■ What needs to be done ■
Output the full listing below exactly, without the pictures.
[start of Dataset rows]
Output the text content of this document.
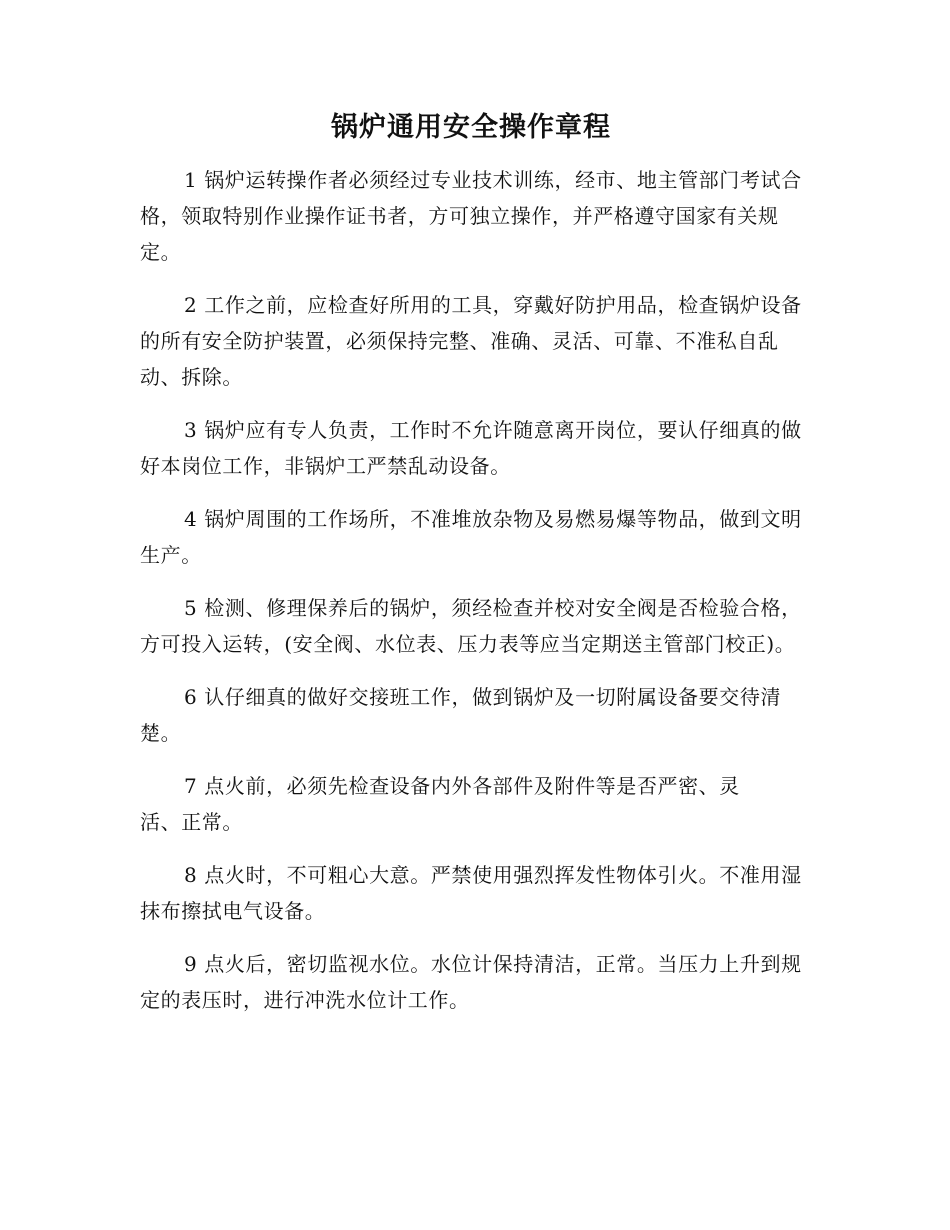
锅炉通用安全操作章程

1 锅炉运转操作者必须经过专业技术训练，经市、地主管部门考试合格，领取特别作业操作证书者，方可独立操作，并严格遵守国家有关规定。

2 工作之前，应检查好所用的工具，穿戴好防护用品，检查锅炉设备的所有安全防护装置，必须保持完整、准确、灵活、可靠、不准私自乱动、拆除。

3 锅炉应有专人负责，工作时不允许随意离开岗位，要认仔细真的做好本岗位工作，非锅炉工严禁乱动设备。

4 锅炉周围的工作场所，不准堆放杂物及易燃易爆等物品，做到文明生产。

5 检测、修理保养后的锅炉，须经检查并校对安全阀是否检验合格，方可投入运转，(安全阀、水位表、压力表等应当定期送主管部门校正)。

6 认仔细真的做好交接班工作，做到锅炉及一切附属设备要交待清楚。

7 点火前，必须先检查设备内外各部件及附件等是否严密、灵
活、正常。

8 点火时，不可粗心大意。严禁使用强烈挥发性物体引火。不准用湿抹布擦拭电气设备。

9 点火后，密切监视水位。水位计保持清洁，正常。当压力上升到规定的表压时，进行冲洗水位计工作。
[end of Dataset rows]
■ Solution ■
Output the text content of this document.
锅炉通用安全操作章程

1 锅炉运转操作者必须经过专业技术训练，经市、地主管部门考试合格，领取特别作业操作证书者，方可独立操作，并严格遵守国家有关规定。

2 工作之前，应检查好所用的工具，穿戴好防护用品，检查锅炉设备的所有安全防护装置，必须保持完整、准确、灵活、可靠、不准私自乱动、拆除。

3 锅炉应有专人负责，工作时不允许随意离开岗位，要认仔细真的做好本岗位工作，非锅炉工严禁乱动设备。

4 锅炉周围的工作场所，不准堆放杂物及易燃易爆等物品，做到文明生产。

5 检测、修理保养后的锅炉，须经检查并校对安全阀是否检验合格，方可投入运转，(安全阀、水位表、压力表等应当定期送主管部门校正)。

6 认仔细真的做好交接班工作，做到锅炉及一切附属设备要交待清楚。

7 点火前，必须先检查设备内外各部件及附件等是否严密、灵
活、正常。

8 点火时，不可粗心大意。严禁使用强烈挥发性物体引火。不准用湿抹布擦拭电气设备。

9 点火后，密切监视水位。水位计保持清洁，正常。当压力上升到规定的表压时，进行冲洗水位计工作。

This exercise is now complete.